> **Figure content listings**
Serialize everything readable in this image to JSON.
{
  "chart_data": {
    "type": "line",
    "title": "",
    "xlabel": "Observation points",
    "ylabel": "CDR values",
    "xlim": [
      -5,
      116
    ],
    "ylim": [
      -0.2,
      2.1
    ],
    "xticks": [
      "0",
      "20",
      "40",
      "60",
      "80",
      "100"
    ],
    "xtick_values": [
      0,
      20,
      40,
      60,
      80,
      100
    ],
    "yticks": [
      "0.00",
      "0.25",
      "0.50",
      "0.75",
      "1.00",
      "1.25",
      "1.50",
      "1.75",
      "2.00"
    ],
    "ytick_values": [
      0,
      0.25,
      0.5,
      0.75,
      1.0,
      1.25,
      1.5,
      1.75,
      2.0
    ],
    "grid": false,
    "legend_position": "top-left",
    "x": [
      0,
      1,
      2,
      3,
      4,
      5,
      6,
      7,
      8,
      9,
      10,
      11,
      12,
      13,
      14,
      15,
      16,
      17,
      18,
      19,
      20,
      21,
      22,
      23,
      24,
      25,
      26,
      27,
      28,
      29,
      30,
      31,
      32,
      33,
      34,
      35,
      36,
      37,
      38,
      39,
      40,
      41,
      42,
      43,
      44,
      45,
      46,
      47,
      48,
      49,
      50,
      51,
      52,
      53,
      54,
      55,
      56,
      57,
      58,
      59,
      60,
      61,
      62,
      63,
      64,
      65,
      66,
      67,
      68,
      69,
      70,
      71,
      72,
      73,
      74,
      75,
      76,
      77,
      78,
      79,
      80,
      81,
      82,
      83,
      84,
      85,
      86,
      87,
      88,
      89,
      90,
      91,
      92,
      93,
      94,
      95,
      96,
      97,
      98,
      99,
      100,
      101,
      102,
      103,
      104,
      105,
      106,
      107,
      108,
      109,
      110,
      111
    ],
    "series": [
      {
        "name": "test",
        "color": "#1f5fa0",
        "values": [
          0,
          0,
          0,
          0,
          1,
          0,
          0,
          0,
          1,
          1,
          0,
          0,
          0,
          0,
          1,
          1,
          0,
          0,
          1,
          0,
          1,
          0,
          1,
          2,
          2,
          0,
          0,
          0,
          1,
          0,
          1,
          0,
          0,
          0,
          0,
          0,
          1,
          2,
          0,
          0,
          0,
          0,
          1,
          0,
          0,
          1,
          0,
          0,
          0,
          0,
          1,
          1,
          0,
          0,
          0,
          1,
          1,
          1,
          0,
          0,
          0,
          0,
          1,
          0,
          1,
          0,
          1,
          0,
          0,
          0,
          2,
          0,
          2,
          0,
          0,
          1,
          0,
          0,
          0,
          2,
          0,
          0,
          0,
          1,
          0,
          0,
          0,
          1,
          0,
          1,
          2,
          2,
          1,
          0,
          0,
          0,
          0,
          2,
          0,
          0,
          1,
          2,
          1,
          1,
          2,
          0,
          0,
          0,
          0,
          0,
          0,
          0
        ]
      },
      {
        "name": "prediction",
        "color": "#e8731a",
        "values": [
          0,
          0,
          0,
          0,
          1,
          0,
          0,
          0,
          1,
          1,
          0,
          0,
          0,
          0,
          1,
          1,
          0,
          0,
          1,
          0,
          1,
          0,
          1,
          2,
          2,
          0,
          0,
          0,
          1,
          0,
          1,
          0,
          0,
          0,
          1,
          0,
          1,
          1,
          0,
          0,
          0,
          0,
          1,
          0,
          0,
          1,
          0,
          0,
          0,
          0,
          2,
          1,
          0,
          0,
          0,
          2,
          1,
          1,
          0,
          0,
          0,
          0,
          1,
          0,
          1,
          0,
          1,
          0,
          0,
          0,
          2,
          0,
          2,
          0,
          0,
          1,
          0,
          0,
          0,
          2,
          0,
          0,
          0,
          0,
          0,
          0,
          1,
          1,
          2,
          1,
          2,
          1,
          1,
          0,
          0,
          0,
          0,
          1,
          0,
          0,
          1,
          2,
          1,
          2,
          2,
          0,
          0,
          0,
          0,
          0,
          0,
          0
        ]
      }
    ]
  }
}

> **Problem statement**
Your task is to repeat each line of the material exactly.

> **Exercise solution**
Serialize everything readable in this image to JSON.
{
  "chart_data": {
    "type": "line",
    "title": "",
    "xlabel": "Observation points",
    "ylabel": "CDR values",
    "xlim": [
      -5,
      116
    ],
    "ylim": [
      -0.2,
      2.1
    ],
    "xticks": [
      "0",
      "20",
      "40",
      "60",
      "80",
      "100"
    ],
    "xtick_values": [
      0,
      20,
      40,
      60,
      80,
      100
    ],
    "yticks": [
      "0.00",
      "0.25",
      "0.50",
      "0.75",
      "1.00",
      "1.25",
      "1.50",
      "1.75",
      "2.00"
    ],
    "ytick_values": [
      0,
      0.25,
      0.5,
      0.75,
      1.0,
      1.25,
      1.5,
      1.75,
      2.0
    ],
    "grid": false,
    "legend_position": "top-left",
    "x": [
      0,
      1,
      2,
      3,
      4,
      5,
      6,
      7,
      8,
      9,
      10,
      11,
      12,
      13,
      14,
      15,
      16,
      17,
      18,
      19,
      20,
      21,
      22,
      23,
      24,
      25,
      26,
      27,
      28,
      29,
      30,
      31,
      32,
      33,
      34,
      35,
      36,
      37,
      38,
      39,
      40,
      41,
      42,
      43,
      44,
      45,
      46,
      47,
      48,
      49,
      50,
      51,
      52,
      53,
      54,
      55,
      56,
      57,
      58,
      59,
      60,
      61,
      62,
      63,
      64,
      65,
      66,
      67,
      68,
      69,
      70,
      71,
      72,
      73,
      74,
      75,
      76,
      77,
      78,
      79,
      80,
      81,
      82,
      83,
      84,
      85,
      86,
      87,
      88,
      89,
      90,
      91,
      92,
      93,
      94,
      95,
      96,
      97,
      98,
      99,
      100,
      101,
      102,
      103,
      104,
      105,
      106,
      107,
      108,
      109,
      110,
      111
    ],
    "series": [
      {
        "name": "test",
        "color": "#1f5fa0",
        "values": [
          0,
          0,
          0,
          0,
          1,
          0,
          0,
          0,
          1,
          1,
          0,
          0,
          0,
          0,
          1,
          1,
          0,
          0,
          1,
          0,
          1,
          0,
          1,
          2,
          2,
          0,
          0,
          0,
          1,
          0,
          1,
          0,
          0,
          0,
          0,
          0,
          1,
          2,
          0,
          0,
          0,
          0,
          1,
          0,
          0,
          1,
          0,
          0,
          0,
          0,
          1,
          1,
          0,
          0,
          0,
          1,
          1,
          1,
          0,
          0,
          0,
          0,
          1,
          0,
          1,
          0,
          1,
          0,
          0,
          0,
          2,
          0,
          2,
          0,
          0,
          1,
          0,
          0,
          0,
          2,
          0,
          0,
          0,
          1,
          0,
          0,
          0,
          1,
          0,
          1,
          2,
          2,
          1,
          0,
          0,
          0,
          0,
          2,
          0,
          0,
          1,
          2,
          1,
          1,
          2,
          0,
          0,
          0,
          0,
          0,
          0,
          0
        ]
      },
      {
        "name": "prediction",
        "color": "#e8731a",
        "values": [
          0,
          0,
          0,
          0,
          1,
          0,
          0,
          0,
          1,
          1,
          0,
          0,
          0,
          0,
          1,
          1,
          0,
          0,
          1,
          0,
          1,
          0,
          1,
          2,
          2,
          0,
          0,
          0,
          1,
          0,
          1,
          0,
          0,
          0,
          1,
          0,
          1,
          1,
          0,
          0,
          0,
          0,
          1,
          0,
          0,
          1,
          0,
          0,
          0,
          0,
          2,
          1,
          0,
          0,
          0,
          2,
          1,
          1,
          0,
          0,
          0,
          0,
          1,
          0,
          1,
          0,
          1,
          0,
          0,
          0,
          2,
          0,
          2,
          0,
          0,
          1,
          0,
          0,
          0,
          2,
          0,
          0,
          0,
          0,
          0,
          0,
          1,
          1,
          2,
          1,
          2,
          1,
          1,
          0,
          0,
          0,
          0,
          1,
          0,
          0,
          1,
          2,
          1,
          2,
          2,
          0,
          0,
          0,
          0,
          0,
          0,
          0
        ]
      }
    ]
  }
}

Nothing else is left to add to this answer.